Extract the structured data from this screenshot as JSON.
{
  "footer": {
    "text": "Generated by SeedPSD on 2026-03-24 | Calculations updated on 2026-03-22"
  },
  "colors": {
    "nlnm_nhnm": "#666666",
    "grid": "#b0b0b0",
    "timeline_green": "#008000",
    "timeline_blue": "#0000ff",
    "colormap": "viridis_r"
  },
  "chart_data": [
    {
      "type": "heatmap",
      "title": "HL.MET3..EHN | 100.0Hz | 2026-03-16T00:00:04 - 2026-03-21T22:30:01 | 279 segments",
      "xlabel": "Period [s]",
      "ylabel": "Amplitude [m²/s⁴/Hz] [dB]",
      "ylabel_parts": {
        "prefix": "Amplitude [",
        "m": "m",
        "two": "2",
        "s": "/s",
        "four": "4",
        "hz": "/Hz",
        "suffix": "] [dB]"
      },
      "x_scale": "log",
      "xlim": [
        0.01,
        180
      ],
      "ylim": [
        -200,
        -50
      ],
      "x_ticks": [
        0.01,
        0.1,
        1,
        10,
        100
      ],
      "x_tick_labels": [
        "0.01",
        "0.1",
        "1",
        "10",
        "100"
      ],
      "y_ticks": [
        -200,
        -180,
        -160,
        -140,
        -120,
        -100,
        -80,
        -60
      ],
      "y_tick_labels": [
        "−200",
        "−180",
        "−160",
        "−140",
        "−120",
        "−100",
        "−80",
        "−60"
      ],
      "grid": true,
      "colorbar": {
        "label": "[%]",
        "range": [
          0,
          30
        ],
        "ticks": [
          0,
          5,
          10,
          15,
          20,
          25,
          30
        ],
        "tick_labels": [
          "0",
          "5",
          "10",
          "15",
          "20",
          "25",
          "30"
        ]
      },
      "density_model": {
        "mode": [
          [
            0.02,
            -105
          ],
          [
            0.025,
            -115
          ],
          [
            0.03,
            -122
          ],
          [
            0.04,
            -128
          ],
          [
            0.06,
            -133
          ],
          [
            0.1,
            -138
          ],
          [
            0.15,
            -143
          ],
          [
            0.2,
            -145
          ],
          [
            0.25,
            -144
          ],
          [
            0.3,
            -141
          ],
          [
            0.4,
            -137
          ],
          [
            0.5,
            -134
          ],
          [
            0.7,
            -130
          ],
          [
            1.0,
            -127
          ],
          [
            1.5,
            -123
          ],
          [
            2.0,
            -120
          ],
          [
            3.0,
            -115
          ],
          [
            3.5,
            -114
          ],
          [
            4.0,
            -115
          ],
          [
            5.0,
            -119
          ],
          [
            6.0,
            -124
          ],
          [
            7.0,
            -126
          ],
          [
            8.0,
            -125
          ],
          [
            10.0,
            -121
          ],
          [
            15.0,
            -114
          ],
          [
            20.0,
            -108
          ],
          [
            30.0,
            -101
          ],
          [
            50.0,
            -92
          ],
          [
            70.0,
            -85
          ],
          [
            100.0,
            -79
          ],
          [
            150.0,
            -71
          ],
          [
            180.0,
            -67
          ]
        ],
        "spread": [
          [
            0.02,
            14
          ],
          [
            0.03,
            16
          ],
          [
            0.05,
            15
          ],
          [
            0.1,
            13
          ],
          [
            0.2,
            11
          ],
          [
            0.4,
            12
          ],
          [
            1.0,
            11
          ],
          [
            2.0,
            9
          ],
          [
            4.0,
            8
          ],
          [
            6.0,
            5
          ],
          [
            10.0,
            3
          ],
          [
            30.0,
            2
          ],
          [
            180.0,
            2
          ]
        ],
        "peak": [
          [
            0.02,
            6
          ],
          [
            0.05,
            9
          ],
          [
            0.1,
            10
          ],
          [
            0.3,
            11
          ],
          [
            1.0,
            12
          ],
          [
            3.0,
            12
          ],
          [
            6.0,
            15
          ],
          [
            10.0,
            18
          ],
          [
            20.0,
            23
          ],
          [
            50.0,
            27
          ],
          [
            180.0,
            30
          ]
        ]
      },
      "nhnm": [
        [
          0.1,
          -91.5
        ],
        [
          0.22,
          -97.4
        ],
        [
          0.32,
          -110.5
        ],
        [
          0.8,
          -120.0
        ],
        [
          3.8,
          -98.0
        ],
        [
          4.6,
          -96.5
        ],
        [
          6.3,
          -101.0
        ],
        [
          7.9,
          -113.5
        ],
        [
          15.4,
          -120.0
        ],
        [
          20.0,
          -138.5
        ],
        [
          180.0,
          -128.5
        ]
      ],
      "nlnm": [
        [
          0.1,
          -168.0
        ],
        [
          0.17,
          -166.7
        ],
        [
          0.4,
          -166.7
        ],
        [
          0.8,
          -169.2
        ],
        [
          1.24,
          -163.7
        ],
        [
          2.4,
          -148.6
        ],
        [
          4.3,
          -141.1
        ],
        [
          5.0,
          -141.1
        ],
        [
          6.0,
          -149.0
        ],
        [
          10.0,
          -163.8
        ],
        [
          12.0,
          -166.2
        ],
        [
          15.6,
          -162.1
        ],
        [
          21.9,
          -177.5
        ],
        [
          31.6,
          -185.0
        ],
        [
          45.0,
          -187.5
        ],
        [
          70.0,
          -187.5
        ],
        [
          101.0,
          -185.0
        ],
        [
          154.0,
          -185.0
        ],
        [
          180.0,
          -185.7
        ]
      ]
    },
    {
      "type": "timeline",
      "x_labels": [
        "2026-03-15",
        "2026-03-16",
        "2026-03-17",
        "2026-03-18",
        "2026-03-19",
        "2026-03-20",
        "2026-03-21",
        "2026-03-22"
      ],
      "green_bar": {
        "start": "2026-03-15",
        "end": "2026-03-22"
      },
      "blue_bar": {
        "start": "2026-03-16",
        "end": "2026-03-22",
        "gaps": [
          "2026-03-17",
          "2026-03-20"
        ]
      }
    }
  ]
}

▶ **Exercise instructions**: Each line in the entries above that includes the string "Amplitude" should be extracted.

▶ **The output**:
      "ylabel": "Amplitude [m²/s⁴/Hz] [dB]",
        "prefix": "Amplitude [",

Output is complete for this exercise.